Can you express the entries as a Markdown table with the columns n and Line, numbering each row and leaving out blank lines? Begin at the first line of the entries and stop after the line that contains "x-tick-label: 1.0 bbox=[566, 435, 585, 449]".

-------------------------

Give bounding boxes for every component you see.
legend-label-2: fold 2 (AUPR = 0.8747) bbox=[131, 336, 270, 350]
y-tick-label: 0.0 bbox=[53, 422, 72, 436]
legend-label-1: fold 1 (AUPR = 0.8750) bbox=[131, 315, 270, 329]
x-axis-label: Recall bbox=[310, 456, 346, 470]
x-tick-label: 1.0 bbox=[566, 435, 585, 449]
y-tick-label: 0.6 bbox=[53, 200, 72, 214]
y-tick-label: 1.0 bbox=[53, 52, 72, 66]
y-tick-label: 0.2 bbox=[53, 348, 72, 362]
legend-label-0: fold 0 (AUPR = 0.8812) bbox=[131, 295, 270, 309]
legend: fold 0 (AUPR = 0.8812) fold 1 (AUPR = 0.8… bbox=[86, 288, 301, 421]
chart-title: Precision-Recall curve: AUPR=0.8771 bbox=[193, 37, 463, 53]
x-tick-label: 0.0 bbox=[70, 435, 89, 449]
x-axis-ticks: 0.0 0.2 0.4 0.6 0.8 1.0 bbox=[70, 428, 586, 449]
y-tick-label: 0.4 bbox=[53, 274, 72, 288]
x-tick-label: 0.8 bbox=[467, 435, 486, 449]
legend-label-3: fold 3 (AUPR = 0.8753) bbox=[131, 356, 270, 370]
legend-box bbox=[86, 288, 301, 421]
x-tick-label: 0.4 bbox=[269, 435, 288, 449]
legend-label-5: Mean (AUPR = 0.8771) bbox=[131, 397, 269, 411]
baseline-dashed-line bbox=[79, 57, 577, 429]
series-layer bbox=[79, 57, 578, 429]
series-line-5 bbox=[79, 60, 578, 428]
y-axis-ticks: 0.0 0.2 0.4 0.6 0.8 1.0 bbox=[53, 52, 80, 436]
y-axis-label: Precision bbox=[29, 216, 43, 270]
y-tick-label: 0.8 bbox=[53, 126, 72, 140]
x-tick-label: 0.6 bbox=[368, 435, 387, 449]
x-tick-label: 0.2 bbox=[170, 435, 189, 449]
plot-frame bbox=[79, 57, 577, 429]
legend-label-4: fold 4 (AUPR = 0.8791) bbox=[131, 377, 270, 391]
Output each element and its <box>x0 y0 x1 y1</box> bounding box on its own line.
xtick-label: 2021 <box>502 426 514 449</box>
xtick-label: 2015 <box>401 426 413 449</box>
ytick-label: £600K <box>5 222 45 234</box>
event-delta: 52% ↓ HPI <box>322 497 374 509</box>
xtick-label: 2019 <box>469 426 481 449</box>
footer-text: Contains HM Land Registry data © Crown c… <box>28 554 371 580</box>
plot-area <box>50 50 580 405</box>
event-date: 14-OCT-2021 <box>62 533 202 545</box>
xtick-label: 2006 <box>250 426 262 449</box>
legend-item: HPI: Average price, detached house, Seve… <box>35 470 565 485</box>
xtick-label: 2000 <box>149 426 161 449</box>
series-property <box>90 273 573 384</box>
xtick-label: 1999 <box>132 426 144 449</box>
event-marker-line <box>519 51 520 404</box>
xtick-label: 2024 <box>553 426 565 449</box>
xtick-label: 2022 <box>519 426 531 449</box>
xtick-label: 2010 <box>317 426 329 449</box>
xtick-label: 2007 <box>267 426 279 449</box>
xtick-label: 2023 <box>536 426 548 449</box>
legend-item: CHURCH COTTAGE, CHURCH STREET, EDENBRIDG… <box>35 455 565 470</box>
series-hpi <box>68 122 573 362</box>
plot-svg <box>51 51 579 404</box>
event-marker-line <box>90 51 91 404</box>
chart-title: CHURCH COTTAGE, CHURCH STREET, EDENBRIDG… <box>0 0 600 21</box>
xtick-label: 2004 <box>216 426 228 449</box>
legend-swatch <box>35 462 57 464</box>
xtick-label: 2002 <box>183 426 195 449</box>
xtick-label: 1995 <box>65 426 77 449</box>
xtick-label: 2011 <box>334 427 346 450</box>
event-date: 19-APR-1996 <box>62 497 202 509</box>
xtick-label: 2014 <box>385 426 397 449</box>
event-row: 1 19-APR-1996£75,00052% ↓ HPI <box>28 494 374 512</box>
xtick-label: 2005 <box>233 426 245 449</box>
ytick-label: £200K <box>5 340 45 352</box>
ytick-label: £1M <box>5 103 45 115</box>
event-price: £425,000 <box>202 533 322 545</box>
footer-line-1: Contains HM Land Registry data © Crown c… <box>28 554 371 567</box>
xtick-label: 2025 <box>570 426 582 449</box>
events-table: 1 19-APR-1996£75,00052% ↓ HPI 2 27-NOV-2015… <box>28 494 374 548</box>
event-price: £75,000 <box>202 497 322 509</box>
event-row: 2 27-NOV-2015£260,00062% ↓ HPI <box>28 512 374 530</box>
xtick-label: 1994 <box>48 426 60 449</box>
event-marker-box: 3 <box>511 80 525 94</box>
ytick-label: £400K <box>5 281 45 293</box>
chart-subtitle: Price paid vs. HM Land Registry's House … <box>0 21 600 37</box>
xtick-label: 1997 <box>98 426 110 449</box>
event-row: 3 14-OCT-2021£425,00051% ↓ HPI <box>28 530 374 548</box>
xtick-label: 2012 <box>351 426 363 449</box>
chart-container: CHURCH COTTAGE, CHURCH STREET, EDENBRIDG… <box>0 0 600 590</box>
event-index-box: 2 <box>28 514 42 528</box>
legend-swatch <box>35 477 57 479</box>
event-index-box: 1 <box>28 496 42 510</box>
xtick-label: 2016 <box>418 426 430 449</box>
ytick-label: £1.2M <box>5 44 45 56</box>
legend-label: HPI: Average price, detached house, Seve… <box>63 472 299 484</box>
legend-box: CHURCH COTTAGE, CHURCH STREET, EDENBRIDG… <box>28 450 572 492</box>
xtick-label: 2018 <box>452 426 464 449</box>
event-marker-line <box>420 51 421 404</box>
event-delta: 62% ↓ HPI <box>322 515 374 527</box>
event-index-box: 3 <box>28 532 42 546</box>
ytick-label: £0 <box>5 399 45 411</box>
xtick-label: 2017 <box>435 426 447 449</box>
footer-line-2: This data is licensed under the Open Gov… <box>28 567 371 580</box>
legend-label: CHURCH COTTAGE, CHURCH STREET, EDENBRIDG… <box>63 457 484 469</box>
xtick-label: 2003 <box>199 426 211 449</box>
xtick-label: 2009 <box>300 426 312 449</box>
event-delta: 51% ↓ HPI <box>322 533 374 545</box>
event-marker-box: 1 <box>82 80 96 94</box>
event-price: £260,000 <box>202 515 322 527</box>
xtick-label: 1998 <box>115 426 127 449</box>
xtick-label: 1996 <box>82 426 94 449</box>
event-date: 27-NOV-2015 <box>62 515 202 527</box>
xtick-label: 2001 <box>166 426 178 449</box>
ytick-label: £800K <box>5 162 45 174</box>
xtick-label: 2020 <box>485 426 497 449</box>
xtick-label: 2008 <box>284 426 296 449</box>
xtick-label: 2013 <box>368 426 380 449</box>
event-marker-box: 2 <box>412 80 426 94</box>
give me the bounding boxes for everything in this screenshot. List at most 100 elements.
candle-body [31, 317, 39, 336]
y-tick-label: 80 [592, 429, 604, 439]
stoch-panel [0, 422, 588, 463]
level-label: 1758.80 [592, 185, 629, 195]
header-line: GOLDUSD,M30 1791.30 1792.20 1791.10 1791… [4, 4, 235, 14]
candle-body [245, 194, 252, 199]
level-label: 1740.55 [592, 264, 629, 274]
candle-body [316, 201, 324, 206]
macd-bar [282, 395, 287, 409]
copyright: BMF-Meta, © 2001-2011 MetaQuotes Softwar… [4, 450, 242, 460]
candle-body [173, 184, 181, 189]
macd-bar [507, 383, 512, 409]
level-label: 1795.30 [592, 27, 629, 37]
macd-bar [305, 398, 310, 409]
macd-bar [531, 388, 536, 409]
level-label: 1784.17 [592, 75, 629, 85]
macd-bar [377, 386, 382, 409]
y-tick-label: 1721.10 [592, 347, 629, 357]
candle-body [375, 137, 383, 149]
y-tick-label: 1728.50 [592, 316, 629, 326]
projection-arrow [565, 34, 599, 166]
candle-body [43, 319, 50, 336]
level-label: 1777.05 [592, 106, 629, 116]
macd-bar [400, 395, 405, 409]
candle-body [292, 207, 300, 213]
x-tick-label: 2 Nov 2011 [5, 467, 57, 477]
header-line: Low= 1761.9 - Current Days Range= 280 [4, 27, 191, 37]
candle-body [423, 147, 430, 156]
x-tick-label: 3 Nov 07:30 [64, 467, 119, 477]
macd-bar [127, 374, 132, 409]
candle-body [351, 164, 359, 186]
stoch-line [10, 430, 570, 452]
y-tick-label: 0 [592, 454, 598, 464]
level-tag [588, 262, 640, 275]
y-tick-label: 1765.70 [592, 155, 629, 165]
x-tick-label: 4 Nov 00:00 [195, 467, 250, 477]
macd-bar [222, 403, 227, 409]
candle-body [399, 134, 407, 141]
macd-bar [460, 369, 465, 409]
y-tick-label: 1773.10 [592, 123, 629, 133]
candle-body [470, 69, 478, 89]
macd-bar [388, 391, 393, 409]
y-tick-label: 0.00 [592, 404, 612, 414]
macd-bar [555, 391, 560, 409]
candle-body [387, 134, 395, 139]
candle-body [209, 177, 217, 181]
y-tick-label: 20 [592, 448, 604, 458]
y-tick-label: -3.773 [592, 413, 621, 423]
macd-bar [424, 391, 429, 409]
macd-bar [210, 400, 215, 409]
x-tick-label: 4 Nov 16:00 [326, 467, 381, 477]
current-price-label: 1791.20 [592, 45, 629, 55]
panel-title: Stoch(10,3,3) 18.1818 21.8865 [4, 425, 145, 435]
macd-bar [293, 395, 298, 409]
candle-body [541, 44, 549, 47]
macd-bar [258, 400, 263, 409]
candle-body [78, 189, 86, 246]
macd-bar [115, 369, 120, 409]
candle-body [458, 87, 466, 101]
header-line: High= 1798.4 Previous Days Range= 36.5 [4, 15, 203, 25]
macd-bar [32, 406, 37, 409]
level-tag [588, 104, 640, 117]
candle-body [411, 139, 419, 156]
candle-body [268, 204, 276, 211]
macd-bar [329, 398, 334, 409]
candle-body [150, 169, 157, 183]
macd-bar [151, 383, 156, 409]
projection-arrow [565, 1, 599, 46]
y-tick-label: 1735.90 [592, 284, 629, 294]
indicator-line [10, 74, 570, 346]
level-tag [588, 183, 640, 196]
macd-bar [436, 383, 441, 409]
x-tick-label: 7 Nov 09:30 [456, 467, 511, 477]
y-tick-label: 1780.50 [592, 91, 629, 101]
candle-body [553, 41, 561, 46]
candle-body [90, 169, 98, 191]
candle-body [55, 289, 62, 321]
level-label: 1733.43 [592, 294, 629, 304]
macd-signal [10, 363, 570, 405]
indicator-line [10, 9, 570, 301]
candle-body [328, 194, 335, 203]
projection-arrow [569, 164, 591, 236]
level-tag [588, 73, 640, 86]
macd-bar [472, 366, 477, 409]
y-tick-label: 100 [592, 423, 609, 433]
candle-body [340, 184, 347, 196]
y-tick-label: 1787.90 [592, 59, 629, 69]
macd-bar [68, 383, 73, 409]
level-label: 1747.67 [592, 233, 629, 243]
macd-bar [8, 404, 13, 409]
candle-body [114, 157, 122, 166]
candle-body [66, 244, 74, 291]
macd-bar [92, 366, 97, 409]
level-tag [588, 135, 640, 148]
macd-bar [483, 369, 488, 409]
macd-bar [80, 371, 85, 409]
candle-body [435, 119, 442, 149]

-------------------------

REPLY:
| n | Line |
|---|---|
| 1 | Give bounding boxes for every component you see. |
| 2 | legend-label-2: fold 2 (AUPR = 0.8747) bbox=[131, 336, 270, 350] |
| 3 | y-tick-label: 0.0 bbox=[53, 422, 72, 436] |
| 4 | legend-label-1: fold 1 (AUPR = 0.8750) bbox=[131, 315, 270, 329] |
| 5 | x-axis-label: Recall bbox=[310, 456, 346, 470] |
| 6 | x-tick-label: 1.0 bbox=[566, 435, 585, 449] |